## start LISTING
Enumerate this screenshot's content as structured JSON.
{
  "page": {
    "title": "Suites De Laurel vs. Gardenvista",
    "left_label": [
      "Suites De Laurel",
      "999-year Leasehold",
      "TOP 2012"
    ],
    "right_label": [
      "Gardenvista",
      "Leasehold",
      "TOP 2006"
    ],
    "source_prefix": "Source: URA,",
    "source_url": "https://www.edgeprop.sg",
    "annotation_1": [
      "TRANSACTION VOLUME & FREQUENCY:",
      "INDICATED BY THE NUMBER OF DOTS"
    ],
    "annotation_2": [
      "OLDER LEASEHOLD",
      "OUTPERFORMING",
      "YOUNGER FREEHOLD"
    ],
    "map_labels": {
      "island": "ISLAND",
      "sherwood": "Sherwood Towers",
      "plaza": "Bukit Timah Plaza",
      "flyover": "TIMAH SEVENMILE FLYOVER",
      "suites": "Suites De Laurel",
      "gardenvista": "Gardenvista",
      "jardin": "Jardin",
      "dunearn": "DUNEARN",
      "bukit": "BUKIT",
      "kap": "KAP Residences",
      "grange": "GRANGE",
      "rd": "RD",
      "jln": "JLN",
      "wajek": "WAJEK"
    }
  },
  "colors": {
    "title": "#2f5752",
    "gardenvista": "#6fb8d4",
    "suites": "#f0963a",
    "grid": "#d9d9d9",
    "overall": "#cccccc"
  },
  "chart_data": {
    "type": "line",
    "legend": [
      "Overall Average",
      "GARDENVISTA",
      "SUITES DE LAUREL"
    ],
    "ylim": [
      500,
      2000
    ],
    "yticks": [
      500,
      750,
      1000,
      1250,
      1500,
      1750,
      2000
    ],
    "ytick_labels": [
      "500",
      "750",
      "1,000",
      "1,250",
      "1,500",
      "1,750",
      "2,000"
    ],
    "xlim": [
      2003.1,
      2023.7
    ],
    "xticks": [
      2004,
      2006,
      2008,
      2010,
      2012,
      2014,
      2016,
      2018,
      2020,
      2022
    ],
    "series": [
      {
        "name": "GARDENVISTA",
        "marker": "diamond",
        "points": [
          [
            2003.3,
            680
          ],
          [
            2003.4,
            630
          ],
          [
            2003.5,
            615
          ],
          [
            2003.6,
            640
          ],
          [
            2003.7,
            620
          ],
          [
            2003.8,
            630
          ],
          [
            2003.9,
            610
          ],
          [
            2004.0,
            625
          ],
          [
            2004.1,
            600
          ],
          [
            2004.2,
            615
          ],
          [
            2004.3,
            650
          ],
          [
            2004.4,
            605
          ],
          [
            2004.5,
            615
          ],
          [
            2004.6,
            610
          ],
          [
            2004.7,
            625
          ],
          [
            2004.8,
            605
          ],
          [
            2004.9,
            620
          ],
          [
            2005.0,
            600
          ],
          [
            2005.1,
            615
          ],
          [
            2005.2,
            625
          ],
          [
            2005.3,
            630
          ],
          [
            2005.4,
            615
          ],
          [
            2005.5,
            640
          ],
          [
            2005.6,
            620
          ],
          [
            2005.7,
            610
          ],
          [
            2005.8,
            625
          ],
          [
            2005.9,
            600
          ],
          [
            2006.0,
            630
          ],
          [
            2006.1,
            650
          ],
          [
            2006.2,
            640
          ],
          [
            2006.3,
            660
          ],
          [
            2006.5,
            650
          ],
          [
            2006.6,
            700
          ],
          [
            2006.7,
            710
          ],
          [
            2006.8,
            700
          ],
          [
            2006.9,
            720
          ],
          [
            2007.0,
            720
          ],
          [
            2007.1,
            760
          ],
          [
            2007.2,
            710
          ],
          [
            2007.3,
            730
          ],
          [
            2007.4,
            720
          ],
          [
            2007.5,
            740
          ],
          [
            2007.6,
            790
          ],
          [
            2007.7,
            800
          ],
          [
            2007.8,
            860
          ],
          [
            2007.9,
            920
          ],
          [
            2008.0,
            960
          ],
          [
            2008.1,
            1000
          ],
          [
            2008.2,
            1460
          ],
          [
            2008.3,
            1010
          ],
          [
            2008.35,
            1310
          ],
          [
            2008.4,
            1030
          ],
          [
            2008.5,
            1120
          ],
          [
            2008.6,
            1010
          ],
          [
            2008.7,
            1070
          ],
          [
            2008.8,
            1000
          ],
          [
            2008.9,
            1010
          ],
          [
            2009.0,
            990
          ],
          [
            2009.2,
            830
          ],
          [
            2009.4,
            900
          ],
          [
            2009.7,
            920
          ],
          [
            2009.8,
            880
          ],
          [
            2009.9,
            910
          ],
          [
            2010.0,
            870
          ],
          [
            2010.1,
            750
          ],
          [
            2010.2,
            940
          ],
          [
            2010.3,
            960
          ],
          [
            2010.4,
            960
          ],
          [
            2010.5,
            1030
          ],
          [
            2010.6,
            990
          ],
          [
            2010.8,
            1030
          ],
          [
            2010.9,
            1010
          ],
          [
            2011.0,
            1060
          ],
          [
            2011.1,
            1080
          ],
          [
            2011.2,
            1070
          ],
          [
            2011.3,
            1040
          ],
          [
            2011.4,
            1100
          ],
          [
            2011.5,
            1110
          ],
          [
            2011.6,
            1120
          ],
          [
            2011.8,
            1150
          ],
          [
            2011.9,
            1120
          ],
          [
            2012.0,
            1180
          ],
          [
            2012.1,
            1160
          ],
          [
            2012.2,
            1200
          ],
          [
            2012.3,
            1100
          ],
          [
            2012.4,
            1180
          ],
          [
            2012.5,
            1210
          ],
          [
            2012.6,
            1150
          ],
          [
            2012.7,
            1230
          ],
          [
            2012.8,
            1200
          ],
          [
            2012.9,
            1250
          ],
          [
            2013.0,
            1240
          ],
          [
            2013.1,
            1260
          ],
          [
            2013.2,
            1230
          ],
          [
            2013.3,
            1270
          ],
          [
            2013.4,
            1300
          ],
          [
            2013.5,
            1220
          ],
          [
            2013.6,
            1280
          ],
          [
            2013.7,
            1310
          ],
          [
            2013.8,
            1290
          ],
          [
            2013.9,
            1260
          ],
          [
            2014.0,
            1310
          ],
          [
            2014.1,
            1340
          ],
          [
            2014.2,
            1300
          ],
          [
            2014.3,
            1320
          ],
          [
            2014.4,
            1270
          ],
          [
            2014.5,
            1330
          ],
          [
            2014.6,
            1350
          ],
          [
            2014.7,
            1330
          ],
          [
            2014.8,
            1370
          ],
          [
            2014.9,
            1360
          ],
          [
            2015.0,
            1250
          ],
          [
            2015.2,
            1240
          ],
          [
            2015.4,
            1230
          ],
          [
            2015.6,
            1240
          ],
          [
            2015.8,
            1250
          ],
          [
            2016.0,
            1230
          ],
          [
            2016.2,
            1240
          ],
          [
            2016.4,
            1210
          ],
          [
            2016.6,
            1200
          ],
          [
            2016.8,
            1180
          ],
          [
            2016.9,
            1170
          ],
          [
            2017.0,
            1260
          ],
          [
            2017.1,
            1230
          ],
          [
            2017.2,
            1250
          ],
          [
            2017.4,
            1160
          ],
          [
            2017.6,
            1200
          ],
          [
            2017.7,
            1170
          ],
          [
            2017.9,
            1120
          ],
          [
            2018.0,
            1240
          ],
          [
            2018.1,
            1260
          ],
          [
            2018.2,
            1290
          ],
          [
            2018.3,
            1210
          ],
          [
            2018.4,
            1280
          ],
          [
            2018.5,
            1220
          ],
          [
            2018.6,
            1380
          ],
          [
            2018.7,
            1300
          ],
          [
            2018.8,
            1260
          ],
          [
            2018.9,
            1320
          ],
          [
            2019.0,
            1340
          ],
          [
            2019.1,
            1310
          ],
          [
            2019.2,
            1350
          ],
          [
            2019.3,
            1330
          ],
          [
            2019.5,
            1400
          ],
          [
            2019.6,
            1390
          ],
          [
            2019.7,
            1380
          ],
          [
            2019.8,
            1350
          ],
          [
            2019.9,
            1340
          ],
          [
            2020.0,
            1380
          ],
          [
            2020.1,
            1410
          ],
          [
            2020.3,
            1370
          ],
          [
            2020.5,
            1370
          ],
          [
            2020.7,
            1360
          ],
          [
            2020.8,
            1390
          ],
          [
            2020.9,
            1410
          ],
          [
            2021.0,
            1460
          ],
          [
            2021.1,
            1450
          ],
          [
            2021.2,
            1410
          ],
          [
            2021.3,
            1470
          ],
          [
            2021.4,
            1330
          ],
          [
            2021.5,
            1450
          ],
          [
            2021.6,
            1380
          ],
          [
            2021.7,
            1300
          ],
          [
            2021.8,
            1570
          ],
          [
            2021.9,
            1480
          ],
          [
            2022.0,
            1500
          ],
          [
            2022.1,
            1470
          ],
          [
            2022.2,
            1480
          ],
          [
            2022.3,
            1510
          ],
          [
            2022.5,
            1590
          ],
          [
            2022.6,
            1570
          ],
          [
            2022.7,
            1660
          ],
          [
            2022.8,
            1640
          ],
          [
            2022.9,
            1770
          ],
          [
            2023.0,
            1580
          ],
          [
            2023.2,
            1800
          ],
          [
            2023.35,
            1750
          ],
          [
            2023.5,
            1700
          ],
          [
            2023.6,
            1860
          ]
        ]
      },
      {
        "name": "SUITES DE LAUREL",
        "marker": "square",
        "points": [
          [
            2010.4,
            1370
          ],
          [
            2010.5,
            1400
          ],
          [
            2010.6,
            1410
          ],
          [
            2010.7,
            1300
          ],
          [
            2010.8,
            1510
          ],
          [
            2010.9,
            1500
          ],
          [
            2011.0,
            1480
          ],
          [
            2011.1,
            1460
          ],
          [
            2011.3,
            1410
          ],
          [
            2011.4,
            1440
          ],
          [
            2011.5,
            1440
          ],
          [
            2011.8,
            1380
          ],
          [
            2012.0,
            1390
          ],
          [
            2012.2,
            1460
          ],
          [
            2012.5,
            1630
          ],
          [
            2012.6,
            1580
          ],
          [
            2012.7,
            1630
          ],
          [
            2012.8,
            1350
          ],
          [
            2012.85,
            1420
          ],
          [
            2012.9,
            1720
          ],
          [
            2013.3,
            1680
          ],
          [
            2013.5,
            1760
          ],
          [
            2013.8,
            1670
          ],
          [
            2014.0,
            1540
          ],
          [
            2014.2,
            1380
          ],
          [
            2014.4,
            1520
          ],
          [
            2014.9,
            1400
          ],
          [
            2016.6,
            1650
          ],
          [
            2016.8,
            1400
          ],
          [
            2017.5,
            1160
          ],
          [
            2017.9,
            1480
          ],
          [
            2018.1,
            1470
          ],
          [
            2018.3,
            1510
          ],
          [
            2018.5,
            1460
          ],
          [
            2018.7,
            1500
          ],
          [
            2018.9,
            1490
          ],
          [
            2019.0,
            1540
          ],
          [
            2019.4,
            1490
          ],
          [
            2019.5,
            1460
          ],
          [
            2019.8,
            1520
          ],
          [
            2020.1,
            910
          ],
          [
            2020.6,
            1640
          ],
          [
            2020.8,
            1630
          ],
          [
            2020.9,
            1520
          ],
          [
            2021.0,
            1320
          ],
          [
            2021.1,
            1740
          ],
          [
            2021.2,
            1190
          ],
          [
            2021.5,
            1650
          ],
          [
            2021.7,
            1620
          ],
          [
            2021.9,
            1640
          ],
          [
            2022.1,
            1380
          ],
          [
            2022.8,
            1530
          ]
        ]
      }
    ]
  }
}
## end LISTING
EXERCISE INSTRUCTIONS
Return each line with "name".

SOLUTION
        "name": "GARDENVISTA",
        "name": "SUITES DE LAUREL",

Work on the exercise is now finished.